### WORK TO COMPLETE
Look through the records below and collect all lines that hold the string "flag".
---------- TASK INPUT
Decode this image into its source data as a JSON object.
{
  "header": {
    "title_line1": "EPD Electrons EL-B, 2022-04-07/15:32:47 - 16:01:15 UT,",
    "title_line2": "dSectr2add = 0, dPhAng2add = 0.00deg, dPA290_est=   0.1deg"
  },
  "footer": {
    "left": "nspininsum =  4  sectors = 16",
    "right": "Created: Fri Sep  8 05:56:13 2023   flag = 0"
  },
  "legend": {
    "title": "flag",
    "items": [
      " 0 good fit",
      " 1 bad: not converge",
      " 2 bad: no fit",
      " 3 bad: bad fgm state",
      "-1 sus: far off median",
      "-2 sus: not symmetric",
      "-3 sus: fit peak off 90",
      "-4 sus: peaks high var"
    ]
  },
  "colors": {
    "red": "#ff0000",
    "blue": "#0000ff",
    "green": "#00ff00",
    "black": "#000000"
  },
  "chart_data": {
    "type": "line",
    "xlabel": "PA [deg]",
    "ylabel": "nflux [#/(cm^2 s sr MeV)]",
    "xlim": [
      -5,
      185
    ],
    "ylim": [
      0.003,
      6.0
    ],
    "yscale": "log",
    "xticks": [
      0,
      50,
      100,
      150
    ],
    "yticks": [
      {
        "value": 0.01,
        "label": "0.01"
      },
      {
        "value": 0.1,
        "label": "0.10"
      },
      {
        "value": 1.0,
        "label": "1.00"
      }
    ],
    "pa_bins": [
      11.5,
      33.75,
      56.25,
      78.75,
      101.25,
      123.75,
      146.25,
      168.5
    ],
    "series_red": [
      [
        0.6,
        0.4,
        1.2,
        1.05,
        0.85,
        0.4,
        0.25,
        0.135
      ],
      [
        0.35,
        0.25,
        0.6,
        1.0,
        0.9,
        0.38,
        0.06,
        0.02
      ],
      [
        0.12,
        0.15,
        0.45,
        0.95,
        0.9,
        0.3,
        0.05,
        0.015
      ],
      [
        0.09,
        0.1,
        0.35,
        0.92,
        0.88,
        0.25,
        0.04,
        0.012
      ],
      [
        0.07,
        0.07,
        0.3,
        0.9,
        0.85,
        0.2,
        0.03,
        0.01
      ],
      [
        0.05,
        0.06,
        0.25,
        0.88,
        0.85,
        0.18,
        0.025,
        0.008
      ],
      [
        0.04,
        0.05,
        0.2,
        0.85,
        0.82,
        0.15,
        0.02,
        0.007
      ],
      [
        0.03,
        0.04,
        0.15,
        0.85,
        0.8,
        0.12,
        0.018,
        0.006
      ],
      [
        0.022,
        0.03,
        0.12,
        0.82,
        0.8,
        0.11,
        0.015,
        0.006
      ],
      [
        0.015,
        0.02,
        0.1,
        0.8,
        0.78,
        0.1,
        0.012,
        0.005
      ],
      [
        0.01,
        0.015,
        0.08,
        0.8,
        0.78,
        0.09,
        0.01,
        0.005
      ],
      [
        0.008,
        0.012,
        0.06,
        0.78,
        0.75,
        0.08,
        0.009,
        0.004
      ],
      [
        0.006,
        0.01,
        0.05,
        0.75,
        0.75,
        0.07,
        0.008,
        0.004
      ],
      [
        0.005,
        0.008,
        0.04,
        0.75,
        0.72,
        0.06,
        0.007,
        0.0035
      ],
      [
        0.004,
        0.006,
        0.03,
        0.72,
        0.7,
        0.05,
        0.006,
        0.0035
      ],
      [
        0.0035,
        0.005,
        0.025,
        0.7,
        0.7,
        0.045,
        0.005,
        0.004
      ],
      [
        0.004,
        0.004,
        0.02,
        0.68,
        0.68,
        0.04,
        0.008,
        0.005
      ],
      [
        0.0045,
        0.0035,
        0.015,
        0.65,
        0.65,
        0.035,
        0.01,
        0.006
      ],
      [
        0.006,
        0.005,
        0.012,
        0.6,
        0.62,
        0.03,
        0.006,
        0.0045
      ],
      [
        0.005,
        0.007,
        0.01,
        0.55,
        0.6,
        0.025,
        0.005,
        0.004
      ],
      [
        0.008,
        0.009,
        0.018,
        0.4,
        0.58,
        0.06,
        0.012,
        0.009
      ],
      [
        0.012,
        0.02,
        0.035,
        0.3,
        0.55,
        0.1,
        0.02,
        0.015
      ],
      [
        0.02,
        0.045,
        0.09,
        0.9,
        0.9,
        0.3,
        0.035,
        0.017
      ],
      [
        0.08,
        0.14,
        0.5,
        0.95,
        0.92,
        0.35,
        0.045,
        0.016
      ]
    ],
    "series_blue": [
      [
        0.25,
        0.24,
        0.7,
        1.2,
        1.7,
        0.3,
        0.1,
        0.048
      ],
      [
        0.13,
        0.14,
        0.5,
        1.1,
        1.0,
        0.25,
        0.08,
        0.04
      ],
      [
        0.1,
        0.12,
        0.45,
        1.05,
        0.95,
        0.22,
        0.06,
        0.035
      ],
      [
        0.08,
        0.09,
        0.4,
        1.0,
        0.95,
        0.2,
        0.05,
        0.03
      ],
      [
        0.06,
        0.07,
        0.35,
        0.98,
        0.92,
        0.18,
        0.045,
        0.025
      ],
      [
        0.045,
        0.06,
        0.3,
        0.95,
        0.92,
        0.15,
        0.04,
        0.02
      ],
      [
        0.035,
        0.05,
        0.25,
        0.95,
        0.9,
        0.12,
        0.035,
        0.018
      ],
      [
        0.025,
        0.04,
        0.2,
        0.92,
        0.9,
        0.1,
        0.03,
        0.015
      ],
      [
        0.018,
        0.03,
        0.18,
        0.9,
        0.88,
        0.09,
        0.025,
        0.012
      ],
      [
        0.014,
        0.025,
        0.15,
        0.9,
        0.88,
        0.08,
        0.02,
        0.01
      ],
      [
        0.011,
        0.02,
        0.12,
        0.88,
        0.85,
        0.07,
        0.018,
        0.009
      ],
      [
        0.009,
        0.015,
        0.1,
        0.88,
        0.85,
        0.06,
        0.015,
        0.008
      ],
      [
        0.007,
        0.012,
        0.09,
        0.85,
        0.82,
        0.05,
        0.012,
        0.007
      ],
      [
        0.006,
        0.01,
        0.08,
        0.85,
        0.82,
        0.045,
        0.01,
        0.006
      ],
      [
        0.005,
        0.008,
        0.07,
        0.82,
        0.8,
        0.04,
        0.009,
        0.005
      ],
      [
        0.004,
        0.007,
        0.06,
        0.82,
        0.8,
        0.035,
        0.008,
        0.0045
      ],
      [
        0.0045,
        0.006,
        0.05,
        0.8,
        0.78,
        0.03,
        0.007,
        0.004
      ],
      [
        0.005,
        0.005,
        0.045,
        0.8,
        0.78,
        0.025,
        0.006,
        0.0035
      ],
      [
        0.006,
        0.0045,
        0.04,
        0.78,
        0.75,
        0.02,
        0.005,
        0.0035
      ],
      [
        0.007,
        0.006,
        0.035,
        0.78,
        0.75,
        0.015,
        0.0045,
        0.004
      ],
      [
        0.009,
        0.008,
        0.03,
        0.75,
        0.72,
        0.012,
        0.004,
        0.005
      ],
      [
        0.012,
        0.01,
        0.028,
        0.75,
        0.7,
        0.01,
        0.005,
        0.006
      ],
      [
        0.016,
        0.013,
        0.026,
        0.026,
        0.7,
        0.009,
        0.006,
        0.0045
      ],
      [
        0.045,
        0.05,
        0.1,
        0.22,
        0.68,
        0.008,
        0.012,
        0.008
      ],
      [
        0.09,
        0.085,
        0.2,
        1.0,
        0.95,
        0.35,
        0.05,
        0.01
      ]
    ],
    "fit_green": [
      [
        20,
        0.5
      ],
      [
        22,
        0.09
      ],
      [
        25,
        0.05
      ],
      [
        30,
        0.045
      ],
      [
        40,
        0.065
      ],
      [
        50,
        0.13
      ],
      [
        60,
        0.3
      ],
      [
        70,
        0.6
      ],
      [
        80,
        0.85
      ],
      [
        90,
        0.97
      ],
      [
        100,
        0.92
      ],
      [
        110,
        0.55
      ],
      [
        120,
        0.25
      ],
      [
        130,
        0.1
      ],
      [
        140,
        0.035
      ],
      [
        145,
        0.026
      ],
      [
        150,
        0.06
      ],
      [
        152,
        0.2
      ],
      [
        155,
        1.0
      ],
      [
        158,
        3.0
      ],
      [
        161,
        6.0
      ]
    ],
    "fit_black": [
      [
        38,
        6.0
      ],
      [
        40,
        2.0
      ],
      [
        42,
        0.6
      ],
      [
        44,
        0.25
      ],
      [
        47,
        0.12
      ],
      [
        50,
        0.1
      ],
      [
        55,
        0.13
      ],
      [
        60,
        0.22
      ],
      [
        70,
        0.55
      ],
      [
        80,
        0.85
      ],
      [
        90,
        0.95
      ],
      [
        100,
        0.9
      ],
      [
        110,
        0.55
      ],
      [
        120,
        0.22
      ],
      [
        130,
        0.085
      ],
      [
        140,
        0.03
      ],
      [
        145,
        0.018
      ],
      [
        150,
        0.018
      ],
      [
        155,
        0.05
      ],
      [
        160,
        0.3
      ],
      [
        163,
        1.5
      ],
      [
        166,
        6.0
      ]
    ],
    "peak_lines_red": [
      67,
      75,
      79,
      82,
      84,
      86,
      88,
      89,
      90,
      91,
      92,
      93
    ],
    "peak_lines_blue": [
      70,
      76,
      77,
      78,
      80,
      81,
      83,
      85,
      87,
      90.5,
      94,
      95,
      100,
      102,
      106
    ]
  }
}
--------------------
### ANSWER TO THIS PROBLEM
    "right": "Created: Fri Sep  8 05:56:13 2023   flag = 0"
    "title": "flag",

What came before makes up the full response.